Copy each line where the word "screenshot" occurs.

══════════

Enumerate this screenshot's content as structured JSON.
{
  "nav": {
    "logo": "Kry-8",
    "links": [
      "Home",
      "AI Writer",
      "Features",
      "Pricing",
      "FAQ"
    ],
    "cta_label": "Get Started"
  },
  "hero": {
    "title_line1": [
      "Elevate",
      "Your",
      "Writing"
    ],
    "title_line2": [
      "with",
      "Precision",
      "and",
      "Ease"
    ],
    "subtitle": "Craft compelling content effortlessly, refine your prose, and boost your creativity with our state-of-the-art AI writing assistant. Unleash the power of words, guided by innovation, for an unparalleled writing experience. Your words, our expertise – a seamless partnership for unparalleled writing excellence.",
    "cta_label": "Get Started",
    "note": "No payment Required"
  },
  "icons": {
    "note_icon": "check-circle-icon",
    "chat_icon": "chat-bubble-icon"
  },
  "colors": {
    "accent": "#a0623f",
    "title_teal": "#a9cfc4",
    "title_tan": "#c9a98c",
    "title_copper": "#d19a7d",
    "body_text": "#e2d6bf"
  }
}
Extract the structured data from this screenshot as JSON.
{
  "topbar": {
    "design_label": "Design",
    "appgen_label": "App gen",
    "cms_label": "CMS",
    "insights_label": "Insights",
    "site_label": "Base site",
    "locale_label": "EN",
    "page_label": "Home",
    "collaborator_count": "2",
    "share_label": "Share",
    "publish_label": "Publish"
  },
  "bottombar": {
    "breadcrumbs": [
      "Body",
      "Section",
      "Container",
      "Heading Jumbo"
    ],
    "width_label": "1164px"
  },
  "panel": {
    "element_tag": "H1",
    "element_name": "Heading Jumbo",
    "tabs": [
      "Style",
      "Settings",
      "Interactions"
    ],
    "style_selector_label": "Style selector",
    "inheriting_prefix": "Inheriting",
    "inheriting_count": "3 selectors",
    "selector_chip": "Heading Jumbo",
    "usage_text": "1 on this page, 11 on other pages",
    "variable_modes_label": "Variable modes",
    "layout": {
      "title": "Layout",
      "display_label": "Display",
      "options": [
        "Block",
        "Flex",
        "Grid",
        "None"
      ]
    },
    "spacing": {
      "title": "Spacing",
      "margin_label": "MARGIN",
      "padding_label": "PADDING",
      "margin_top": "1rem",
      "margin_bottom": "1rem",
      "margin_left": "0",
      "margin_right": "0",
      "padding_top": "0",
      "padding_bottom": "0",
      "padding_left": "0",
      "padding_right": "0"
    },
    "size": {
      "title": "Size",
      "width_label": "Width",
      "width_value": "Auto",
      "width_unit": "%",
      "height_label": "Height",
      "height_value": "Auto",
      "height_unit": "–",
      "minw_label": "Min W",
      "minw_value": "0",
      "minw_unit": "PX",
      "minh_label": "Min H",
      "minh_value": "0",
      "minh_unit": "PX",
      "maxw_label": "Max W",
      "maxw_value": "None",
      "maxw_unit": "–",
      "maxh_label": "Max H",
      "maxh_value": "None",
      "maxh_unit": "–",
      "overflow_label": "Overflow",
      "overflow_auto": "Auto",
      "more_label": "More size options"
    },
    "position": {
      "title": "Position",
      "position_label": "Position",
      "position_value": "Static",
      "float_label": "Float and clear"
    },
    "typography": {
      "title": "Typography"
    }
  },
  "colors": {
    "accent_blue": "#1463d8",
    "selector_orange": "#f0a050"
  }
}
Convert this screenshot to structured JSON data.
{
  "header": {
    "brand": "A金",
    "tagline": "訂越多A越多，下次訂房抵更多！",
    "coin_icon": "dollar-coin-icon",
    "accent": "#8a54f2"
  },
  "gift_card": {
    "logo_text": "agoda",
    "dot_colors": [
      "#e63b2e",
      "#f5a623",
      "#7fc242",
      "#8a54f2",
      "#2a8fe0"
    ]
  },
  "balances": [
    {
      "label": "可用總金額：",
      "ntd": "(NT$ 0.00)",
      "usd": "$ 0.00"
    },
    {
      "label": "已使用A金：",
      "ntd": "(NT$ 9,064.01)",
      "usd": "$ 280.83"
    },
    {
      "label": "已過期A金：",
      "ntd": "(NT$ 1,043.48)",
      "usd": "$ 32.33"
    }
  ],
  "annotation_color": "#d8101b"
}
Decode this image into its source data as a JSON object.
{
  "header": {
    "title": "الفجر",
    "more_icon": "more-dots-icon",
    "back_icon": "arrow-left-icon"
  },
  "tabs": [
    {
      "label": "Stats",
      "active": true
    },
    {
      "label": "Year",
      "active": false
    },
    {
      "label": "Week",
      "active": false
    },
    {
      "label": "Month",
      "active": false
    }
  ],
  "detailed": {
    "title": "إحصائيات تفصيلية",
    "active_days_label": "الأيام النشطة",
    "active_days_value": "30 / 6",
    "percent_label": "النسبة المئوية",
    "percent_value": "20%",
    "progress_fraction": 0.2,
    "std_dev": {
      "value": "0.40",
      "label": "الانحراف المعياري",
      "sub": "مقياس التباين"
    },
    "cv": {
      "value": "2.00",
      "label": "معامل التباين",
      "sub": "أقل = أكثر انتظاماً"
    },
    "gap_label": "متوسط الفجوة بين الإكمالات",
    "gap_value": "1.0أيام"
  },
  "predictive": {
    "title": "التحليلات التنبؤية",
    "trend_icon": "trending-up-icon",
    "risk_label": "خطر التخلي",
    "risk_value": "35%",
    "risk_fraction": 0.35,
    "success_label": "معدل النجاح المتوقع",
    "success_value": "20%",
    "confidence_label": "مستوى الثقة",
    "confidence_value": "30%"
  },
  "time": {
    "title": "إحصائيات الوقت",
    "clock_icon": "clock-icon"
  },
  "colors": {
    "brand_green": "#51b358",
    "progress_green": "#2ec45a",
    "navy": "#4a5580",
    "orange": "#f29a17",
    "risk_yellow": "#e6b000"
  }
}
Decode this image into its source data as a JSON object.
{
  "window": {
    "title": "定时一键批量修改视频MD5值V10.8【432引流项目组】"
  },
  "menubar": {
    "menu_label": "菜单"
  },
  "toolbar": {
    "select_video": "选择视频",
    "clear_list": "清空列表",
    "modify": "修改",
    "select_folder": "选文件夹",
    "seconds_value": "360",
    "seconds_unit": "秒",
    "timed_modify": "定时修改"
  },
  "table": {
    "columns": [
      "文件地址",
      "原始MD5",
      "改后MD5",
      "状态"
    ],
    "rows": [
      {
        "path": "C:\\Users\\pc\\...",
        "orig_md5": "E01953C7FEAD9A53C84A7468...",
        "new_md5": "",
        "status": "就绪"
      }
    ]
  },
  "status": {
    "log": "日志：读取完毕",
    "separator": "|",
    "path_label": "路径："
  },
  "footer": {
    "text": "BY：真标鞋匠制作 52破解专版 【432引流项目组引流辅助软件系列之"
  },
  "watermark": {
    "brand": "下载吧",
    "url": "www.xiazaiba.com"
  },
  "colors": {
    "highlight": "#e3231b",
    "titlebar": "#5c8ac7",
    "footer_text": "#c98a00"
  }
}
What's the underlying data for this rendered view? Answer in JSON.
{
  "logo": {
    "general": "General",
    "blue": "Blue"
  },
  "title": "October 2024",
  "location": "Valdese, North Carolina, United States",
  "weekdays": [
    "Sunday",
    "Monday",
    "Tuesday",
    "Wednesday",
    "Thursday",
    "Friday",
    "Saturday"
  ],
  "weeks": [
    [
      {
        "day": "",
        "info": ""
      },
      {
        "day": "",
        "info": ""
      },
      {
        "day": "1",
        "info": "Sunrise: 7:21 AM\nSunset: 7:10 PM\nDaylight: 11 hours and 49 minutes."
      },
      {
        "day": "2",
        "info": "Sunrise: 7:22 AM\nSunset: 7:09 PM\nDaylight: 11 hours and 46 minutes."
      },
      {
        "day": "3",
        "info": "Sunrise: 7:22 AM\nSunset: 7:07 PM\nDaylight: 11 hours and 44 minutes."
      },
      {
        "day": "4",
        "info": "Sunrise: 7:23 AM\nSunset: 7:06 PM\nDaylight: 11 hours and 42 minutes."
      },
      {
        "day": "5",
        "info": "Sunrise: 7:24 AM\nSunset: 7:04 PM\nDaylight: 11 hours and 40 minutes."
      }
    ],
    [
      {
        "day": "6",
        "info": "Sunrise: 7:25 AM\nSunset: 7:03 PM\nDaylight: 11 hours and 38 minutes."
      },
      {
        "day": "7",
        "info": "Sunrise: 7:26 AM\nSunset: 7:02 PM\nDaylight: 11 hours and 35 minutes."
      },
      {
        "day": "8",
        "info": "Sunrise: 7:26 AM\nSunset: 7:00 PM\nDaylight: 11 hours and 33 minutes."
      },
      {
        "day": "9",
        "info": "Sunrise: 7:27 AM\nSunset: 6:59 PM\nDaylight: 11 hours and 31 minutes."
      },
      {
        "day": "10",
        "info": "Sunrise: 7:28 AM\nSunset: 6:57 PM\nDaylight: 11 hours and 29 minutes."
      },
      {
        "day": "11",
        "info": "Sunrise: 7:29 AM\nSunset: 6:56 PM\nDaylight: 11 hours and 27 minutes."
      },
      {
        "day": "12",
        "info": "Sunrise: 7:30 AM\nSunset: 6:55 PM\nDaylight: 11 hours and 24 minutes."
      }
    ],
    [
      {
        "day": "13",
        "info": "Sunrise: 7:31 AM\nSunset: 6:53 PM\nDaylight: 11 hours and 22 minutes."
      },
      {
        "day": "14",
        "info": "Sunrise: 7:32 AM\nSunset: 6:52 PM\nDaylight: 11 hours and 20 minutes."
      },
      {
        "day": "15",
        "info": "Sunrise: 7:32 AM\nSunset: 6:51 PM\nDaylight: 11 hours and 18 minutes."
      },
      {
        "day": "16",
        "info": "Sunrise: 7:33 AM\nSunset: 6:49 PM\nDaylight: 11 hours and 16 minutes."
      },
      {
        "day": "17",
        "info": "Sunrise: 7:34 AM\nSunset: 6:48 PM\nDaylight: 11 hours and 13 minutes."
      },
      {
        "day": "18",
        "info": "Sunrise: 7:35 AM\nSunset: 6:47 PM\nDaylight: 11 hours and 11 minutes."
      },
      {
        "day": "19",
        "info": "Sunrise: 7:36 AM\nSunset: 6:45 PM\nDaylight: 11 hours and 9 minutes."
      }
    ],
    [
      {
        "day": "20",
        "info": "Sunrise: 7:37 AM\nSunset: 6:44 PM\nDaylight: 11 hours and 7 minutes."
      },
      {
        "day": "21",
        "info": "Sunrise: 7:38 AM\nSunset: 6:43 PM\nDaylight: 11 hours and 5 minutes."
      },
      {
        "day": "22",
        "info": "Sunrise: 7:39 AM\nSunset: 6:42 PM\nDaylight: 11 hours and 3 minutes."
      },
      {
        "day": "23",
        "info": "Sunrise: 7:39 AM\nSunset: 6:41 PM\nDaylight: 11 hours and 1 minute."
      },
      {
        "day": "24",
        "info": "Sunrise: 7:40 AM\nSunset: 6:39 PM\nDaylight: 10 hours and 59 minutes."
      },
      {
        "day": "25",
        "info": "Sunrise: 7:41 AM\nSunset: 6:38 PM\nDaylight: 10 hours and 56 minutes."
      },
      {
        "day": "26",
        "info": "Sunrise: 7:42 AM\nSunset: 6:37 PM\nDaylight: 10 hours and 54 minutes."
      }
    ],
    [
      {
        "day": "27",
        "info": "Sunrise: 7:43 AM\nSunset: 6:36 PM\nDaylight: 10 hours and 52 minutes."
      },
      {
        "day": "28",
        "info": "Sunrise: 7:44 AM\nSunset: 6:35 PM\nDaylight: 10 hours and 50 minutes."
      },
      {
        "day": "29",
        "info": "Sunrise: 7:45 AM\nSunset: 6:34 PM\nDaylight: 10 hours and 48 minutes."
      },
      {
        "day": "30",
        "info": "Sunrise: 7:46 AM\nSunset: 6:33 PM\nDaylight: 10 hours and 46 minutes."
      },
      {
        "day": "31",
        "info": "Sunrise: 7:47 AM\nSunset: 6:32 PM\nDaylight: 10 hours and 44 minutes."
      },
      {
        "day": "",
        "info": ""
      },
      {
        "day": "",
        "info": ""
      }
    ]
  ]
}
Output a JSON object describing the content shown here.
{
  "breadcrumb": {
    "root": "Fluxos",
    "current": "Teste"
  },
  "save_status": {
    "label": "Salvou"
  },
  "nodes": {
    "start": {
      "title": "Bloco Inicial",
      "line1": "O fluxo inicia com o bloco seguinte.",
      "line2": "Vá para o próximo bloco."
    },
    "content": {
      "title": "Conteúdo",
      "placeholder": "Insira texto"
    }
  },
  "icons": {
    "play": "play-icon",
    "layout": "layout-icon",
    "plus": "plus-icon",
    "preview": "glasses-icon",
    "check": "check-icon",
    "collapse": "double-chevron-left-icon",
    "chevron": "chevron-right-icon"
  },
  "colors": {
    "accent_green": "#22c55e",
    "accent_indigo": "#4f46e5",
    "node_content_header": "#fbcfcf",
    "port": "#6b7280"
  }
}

══════════

OUTPUT BELOW ::
Enumerate this screenshot's content as structured JSON.
Extract the structured data from this screenshot as JSON.
Convert this screenshot to structured JSON data.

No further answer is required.